Irã afirma ter impedido navios dos EUA no estreito de Ormuz, mas Estados Unidos contestam
Irã impede entrada de navios de guerra dos EUA no estreito de Ormuz
O Irã anunciou que conseguiu barrar a entrada de embarcações militares norte-americanas no estreito de Ormuz, uma região estratégica para a navegação global.
De acordo com declarações da Marinha iraniana, um destróier dos Estados Unidos foi impedido de acessar a área. Além disso, relatos indicam que uma embarcação teria sido atingida por mísseis enquanto navegava no estreito, o que levantou preocupações sobre a segurança marítima na região.
Em resposta, o Comando Central dos Estados Unidos negou as alegações, afirmando que nenhum navio da Marinha americana foi atingido ou barrado, reiterando o compromisso com a liberdade de navegação na área.
A tensão aumentou após o anúncio do presidente Donald Trump sobre uma operação para escoltar embarcações comerciais no estreito, denominada “Projeto Liberdade”. Esta operação envolve o deslocamento de cerca de 15 mil militares, destróieres armados com mísseis guiados e mais de 100 aeronaves.
O governo iraniano, por sua vez, declarou que controla o estreito de Ormuz e que qualquer força armada estrangeira que tentar entrar na área, especialmente as tropas americanas, será alvo de ataques.
O estreito de Ormuz é vital para o comércio global, com cerca de um quarto do petróleo transportado por mar passando por essa rota. A Organização Marítima Internacional relatou que aproximadamente 2.000 navios e 20.000 marinheiros estão atualmente retidos na região devido ao conflito entre os dois países.
Apesar do aumento das hostilidades, surgem indícios de negociações. O Irã apresentou um plano de paz aos EUA, que inclui a retirada das forças americanas da região e o fim do bloqueio naval. O Paquistão está atuando como mediador nas discussões, embora a resposta de Washington ainda não tenha sido oficialmente confirmada.

[TAREFAS DO EXERCÍCIO]
1 – Enumere tudo o que, segundo o trecho, a operação “Projeto Liberdade” envolve.
2 – Resuma o trecho em duas frases.
As linhas que vêm depois do trecho são um material à parte.

Dados de compreensão de documentos:
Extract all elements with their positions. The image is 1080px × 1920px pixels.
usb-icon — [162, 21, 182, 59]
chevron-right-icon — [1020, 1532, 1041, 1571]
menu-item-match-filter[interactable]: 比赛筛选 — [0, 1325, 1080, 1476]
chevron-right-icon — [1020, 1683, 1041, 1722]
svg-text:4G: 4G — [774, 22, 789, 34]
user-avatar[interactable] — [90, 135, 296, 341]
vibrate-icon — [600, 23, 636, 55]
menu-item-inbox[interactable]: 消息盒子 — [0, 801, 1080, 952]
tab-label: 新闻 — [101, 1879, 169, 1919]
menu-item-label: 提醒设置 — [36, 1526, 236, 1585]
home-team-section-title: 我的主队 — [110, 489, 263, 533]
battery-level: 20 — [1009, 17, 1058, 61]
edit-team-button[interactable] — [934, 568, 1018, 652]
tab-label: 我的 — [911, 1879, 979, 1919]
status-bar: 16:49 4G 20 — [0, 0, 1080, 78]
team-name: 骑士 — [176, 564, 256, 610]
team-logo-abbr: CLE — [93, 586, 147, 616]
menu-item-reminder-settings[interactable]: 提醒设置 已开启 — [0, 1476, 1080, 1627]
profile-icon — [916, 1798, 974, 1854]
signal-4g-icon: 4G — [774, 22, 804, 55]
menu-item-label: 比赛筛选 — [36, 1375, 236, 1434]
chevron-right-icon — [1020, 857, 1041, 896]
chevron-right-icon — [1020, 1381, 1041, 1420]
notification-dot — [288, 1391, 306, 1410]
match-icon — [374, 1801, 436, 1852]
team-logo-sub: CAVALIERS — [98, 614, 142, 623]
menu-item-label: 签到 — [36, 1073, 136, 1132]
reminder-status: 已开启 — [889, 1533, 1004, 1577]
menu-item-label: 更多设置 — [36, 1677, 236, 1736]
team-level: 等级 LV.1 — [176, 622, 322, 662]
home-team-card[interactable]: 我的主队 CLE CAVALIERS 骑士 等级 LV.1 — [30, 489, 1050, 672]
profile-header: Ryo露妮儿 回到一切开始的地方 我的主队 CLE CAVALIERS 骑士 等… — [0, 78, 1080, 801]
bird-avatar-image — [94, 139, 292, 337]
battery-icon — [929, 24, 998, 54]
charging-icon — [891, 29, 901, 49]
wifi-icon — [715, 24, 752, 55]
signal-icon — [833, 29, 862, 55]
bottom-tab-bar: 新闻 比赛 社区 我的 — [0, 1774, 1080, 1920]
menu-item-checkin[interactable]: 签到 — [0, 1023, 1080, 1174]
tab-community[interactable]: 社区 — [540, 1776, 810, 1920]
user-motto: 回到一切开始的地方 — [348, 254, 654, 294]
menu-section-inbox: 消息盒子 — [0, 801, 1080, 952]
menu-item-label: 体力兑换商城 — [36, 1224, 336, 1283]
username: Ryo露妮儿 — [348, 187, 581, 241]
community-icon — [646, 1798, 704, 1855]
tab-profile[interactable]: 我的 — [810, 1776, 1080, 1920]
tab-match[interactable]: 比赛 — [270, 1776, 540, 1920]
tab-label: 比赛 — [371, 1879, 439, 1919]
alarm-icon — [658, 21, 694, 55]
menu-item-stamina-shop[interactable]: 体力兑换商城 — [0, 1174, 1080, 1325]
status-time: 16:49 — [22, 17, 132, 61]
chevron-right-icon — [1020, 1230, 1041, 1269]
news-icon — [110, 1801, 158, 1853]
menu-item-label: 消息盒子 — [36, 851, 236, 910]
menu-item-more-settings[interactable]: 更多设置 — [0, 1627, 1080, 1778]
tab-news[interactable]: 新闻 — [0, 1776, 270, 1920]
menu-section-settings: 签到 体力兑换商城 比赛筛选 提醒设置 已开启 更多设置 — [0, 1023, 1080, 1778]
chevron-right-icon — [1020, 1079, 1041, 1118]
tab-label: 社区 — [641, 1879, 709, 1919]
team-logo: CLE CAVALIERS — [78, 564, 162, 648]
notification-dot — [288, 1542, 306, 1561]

[RESPOSTAS DAS TAREFAS]
1 –
- cerca de 15 mil militares
- destróieres armados com mísseis guiados
- mais de 100 aeronaves

2 – O Irã afirmou ter impedido a entrada de navios de guerra dos EUA no estreito de Ormuz, mas o Comando Central dos Estados Unidos negou que algum navio americano tenha sido atingido ou barrado. A tensão aumentou após o anúncio do “Projeto Liberdade” pelo presidente Donald Trump, e, apesar das hostilidades, o Irã apresentou um plano de paz aos EUA, com o Paquistão atuando como mediador.